[Given instruction]
Note each line that includes the word "marker". Copy those lines.

[Input]
——————

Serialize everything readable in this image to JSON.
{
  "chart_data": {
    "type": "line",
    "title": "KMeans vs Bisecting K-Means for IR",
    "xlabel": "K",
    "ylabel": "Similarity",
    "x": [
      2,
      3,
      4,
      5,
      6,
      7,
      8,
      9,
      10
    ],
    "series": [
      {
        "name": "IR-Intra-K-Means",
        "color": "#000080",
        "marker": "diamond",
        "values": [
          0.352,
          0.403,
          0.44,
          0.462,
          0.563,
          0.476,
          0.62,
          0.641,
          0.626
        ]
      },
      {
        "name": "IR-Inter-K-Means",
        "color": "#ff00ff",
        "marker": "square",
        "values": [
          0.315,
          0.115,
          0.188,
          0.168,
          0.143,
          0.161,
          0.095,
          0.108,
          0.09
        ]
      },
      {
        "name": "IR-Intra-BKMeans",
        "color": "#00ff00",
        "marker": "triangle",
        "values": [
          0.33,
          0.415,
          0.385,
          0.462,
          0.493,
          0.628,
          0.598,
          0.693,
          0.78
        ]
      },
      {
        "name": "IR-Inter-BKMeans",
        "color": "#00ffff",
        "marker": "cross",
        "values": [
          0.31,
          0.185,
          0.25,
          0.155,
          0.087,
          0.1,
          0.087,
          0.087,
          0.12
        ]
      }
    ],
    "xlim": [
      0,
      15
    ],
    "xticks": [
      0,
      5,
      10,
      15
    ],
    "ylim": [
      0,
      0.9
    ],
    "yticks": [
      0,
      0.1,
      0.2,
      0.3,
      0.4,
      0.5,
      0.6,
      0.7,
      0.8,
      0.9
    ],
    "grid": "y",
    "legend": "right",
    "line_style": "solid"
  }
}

——————

[Response]
        "marker": "diamond",
        "marker": "square",
        "marker": "triangle",
        "marker": "cross",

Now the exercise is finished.